AIM:
Track down the lines that contain "ylabel" and copy them.
^^^^^^^^
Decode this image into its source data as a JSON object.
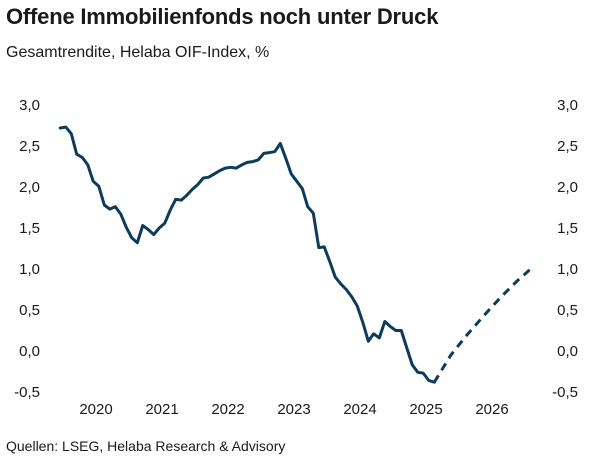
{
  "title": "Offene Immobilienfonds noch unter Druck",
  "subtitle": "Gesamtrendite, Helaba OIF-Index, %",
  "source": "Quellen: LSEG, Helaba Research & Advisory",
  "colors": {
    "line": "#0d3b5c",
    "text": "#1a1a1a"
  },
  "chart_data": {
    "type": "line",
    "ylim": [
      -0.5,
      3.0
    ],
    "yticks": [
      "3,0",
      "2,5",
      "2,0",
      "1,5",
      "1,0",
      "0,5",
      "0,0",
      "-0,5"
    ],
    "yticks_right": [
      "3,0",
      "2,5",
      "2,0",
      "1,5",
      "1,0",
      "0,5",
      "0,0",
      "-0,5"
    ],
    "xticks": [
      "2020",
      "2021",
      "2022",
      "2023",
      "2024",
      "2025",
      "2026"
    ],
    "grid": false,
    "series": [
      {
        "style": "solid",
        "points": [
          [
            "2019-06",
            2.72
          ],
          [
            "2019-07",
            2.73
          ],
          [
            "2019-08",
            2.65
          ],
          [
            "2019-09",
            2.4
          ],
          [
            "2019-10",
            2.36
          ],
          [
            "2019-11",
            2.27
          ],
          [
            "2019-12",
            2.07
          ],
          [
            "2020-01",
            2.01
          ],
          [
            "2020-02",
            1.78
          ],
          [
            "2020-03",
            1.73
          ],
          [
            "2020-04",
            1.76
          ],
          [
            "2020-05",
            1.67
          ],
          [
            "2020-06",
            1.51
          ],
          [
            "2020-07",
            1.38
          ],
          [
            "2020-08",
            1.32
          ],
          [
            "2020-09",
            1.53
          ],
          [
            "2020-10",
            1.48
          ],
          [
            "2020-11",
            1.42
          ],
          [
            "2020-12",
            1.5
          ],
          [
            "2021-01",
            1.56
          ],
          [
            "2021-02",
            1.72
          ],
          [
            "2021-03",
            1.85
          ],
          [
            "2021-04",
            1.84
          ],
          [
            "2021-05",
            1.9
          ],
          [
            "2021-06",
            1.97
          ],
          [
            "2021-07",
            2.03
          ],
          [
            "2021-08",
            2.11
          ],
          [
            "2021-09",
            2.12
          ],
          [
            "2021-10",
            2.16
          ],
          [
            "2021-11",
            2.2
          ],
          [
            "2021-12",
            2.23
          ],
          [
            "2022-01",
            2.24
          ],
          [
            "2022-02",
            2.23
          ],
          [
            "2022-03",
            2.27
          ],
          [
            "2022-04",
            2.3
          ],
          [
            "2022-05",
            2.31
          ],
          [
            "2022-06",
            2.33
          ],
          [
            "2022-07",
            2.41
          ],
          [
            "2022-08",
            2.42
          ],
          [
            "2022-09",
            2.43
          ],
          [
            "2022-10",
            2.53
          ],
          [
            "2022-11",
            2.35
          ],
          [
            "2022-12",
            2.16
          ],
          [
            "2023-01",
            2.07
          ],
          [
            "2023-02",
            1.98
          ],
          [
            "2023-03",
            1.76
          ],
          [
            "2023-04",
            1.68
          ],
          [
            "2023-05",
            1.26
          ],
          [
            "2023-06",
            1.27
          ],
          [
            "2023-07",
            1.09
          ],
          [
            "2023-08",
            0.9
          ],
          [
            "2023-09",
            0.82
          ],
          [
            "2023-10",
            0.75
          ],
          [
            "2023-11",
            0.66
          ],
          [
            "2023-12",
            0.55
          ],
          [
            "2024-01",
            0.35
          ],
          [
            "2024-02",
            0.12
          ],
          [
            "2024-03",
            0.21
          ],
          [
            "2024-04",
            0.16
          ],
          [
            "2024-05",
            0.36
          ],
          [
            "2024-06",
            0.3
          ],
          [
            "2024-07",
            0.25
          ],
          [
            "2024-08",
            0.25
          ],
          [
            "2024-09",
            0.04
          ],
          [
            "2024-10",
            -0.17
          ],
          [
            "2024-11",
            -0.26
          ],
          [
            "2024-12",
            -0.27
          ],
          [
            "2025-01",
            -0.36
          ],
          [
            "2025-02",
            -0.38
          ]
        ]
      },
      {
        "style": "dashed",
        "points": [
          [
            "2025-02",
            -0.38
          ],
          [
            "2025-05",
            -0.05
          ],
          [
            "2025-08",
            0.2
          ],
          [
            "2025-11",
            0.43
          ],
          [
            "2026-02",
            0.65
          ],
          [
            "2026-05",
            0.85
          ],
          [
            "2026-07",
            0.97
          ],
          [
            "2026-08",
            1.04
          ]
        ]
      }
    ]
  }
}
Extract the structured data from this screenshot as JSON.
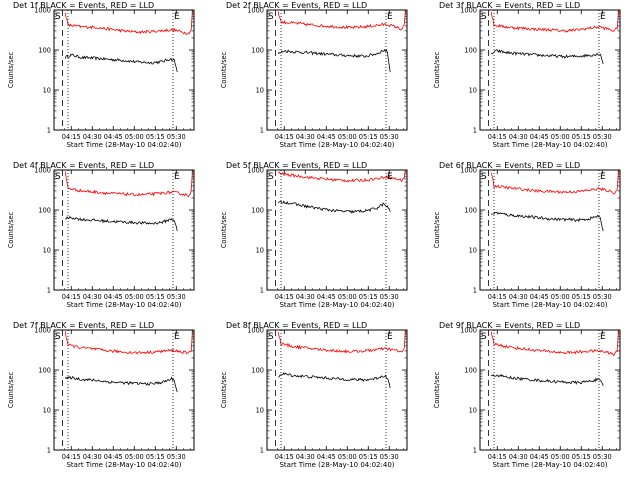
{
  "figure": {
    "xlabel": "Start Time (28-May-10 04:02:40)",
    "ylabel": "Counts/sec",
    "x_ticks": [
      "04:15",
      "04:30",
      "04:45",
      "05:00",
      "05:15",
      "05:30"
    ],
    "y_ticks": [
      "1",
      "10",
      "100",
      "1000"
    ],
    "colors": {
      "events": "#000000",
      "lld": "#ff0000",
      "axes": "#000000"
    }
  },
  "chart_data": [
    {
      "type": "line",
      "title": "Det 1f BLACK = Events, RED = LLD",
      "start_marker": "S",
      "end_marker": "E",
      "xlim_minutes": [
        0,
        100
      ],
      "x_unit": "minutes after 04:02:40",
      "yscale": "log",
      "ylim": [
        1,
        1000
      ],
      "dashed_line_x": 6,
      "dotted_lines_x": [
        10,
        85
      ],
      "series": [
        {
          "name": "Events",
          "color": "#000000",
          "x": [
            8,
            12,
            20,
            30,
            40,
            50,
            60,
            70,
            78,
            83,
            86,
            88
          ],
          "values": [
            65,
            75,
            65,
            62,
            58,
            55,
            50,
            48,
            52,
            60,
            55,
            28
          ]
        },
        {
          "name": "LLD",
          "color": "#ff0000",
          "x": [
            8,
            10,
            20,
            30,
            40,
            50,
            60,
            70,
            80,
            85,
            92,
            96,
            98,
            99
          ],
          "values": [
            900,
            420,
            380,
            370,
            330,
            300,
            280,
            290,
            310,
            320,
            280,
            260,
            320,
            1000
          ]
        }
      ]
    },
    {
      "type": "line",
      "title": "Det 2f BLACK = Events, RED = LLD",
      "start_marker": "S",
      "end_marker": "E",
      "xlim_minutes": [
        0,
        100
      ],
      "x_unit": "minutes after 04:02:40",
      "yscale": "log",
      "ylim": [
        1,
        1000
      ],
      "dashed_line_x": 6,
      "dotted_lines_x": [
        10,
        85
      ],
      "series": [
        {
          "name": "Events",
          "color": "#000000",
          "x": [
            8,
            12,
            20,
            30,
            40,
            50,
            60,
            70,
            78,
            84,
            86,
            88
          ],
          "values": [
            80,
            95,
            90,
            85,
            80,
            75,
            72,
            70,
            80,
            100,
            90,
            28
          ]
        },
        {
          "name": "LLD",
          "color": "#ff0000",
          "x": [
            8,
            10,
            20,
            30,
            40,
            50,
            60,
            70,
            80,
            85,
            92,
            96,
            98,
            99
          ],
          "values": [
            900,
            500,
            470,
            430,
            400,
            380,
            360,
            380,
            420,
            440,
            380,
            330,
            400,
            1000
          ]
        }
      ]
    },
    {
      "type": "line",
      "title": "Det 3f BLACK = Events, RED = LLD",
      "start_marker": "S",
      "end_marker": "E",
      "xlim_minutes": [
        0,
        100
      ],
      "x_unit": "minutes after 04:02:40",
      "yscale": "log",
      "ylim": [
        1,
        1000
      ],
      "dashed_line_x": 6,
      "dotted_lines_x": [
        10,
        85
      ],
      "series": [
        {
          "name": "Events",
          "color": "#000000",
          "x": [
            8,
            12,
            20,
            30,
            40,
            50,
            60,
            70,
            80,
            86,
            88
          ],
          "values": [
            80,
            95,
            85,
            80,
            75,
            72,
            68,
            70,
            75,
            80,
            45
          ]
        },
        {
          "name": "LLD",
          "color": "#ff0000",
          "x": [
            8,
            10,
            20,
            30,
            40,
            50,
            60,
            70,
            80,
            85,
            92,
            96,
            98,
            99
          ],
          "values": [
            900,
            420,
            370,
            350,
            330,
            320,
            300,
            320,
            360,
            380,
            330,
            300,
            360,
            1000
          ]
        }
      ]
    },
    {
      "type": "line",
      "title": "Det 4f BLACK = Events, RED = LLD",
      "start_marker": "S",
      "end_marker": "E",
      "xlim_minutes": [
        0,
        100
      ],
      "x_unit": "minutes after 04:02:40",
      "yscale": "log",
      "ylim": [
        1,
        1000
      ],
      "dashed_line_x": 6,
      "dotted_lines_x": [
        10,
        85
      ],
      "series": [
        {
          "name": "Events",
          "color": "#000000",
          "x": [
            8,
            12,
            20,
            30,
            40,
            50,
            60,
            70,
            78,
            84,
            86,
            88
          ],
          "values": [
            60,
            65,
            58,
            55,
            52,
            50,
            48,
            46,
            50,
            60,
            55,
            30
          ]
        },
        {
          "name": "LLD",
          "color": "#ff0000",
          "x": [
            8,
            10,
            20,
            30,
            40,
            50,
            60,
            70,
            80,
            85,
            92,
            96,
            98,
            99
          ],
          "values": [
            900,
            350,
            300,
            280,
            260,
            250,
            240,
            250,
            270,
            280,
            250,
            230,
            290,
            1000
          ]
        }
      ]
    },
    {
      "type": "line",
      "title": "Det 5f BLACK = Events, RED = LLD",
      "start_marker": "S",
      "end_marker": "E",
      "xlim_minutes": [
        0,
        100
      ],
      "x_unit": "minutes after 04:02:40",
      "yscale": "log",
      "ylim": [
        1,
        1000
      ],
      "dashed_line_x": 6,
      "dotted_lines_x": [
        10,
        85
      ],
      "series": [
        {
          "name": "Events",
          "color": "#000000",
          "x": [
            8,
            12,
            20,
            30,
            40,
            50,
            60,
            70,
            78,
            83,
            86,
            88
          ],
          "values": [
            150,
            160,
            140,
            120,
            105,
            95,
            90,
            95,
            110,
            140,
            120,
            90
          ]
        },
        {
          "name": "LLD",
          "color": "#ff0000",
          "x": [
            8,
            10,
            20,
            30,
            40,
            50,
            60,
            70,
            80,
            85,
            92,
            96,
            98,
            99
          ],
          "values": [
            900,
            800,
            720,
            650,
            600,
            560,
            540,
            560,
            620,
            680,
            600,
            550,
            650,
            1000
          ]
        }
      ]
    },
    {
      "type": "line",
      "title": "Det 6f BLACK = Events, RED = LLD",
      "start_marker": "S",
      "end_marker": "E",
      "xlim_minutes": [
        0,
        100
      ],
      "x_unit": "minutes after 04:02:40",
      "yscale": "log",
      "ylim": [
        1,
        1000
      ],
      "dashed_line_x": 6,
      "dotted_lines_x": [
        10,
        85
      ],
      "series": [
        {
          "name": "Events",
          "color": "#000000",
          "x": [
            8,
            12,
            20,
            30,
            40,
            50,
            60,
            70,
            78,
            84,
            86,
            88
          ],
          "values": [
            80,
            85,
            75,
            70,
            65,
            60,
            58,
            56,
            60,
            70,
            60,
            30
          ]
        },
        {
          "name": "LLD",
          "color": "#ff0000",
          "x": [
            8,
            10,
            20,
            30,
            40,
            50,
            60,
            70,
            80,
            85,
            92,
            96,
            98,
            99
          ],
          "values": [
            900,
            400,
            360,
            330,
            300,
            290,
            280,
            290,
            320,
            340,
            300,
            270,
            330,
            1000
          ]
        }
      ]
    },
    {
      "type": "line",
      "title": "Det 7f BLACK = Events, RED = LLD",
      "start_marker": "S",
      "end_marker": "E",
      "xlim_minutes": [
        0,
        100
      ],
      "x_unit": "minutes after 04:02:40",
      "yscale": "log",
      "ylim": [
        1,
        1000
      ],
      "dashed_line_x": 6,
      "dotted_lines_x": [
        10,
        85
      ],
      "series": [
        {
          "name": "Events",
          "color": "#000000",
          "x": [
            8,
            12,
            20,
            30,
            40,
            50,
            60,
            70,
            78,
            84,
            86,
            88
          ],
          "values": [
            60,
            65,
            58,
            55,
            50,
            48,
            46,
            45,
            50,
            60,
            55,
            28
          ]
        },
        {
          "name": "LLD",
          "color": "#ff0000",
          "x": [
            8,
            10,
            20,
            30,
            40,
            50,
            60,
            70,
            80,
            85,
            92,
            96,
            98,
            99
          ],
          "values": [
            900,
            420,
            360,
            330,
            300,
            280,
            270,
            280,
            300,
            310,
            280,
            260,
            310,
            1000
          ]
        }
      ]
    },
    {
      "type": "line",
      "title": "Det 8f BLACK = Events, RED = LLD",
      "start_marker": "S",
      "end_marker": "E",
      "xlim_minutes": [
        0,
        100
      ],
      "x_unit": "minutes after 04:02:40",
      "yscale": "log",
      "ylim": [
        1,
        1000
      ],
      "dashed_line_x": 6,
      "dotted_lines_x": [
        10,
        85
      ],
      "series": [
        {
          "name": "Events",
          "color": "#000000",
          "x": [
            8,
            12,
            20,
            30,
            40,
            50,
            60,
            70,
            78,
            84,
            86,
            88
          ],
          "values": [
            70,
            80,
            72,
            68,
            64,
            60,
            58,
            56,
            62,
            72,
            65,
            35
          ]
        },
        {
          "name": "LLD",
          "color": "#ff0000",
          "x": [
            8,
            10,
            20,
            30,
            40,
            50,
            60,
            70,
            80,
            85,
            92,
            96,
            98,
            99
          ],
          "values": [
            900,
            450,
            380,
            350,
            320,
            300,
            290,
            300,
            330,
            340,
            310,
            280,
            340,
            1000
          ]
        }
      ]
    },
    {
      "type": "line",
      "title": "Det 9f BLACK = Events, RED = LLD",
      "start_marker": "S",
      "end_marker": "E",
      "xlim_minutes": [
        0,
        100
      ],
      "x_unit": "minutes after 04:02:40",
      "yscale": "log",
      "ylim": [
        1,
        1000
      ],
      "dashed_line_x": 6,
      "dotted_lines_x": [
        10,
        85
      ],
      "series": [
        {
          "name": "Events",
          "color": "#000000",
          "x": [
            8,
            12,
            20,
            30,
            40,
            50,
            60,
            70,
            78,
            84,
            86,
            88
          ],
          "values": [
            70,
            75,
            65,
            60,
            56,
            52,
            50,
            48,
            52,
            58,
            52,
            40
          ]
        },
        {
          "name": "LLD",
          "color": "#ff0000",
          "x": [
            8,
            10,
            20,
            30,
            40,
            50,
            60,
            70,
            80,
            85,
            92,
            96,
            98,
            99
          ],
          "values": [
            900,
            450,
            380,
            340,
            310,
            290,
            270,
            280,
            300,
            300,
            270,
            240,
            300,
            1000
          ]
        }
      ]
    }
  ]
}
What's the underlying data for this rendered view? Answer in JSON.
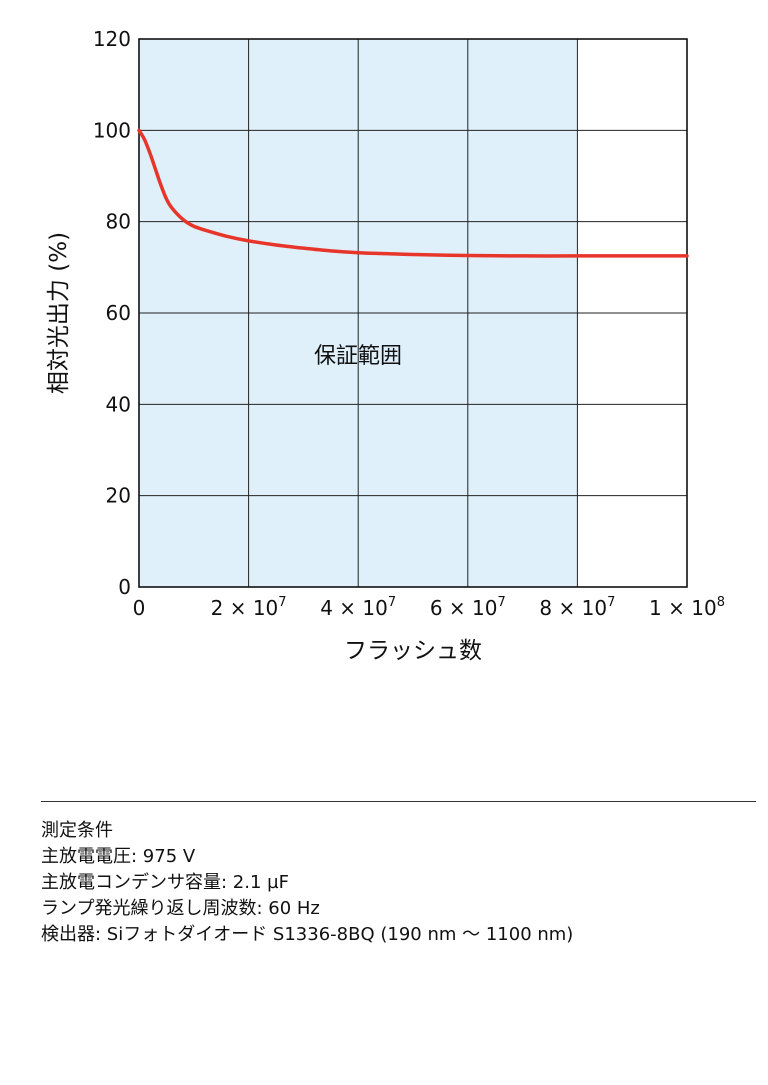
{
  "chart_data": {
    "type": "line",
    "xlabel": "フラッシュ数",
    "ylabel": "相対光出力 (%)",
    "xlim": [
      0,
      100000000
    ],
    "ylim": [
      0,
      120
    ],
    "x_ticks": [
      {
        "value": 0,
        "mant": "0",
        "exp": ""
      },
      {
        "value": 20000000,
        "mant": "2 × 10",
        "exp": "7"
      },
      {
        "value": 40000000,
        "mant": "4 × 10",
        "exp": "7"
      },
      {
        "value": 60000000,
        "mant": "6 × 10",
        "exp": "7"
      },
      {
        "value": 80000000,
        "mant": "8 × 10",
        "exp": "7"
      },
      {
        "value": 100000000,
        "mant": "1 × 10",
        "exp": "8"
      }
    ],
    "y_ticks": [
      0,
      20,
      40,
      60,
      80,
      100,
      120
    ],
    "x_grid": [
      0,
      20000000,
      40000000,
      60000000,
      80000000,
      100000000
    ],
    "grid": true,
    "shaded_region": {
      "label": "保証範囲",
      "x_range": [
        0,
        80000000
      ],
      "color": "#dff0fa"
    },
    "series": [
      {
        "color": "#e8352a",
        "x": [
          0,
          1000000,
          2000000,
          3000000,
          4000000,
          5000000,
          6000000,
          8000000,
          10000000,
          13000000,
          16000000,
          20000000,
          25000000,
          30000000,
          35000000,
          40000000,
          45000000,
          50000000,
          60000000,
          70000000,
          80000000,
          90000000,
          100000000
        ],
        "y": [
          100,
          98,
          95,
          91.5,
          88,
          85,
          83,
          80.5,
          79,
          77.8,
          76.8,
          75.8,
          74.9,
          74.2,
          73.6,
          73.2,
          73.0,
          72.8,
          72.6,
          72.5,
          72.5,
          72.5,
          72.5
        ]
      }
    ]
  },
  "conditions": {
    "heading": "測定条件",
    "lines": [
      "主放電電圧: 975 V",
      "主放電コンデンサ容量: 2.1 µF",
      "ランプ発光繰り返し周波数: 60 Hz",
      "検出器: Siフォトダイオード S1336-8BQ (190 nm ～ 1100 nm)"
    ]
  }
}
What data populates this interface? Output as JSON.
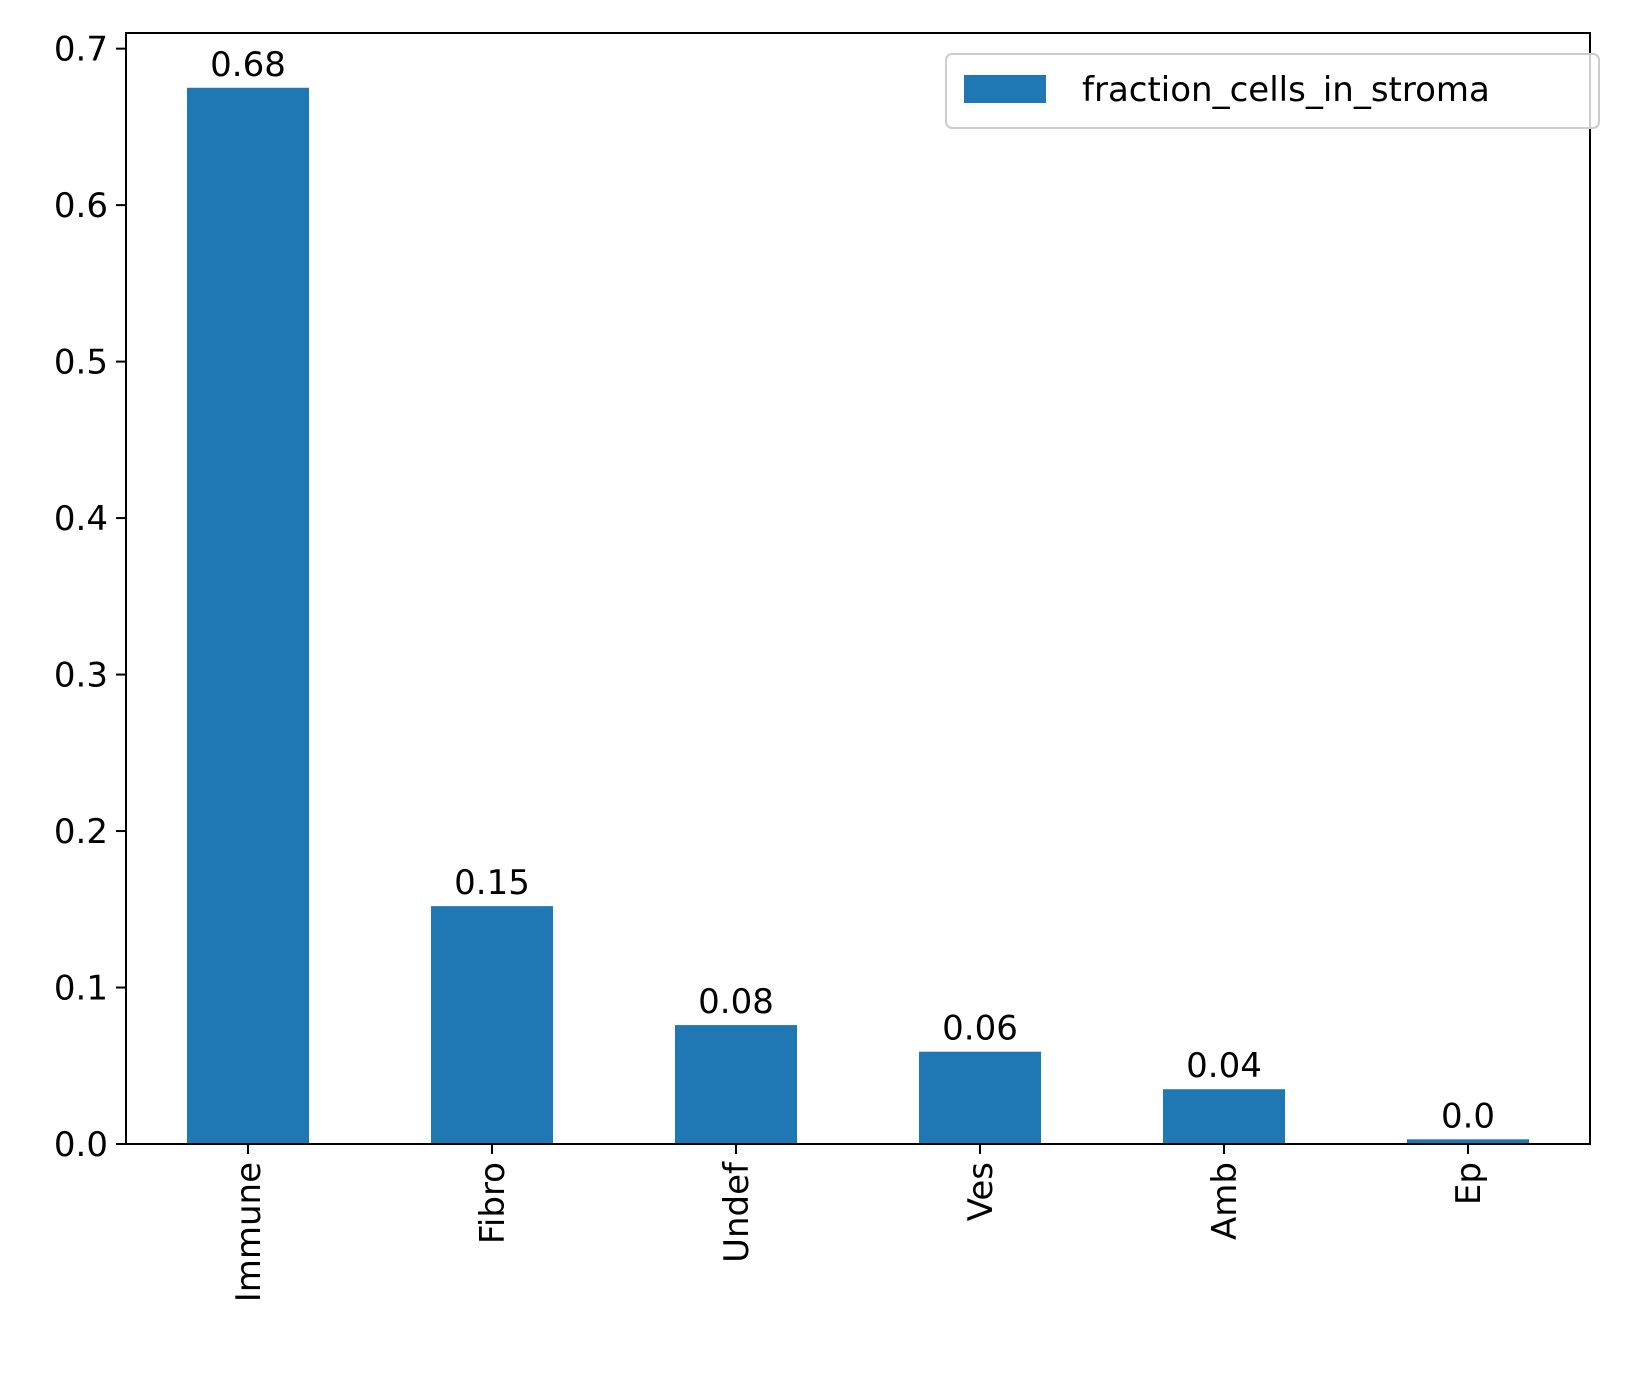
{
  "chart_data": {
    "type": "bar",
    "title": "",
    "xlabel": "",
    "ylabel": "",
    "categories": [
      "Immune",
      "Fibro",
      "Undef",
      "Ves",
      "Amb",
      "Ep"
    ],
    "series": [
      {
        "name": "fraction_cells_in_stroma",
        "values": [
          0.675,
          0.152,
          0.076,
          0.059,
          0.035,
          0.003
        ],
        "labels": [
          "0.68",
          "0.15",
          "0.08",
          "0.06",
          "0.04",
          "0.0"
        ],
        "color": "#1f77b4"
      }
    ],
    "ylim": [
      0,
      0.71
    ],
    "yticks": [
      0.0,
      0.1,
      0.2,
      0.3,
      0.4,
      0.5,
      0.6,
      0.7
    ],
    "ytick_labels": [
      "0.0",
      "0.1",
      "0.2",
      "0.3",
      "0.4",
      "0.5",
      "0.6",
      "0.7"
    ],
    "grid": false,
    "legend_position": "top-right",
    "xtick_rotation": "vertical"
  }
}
^^^^^^^^
SOLUTION TO THIS TASK:
    "ylabel": "Counts/sec",
    "ylabel": "相対光出力 (%)",
    "ylabel": "",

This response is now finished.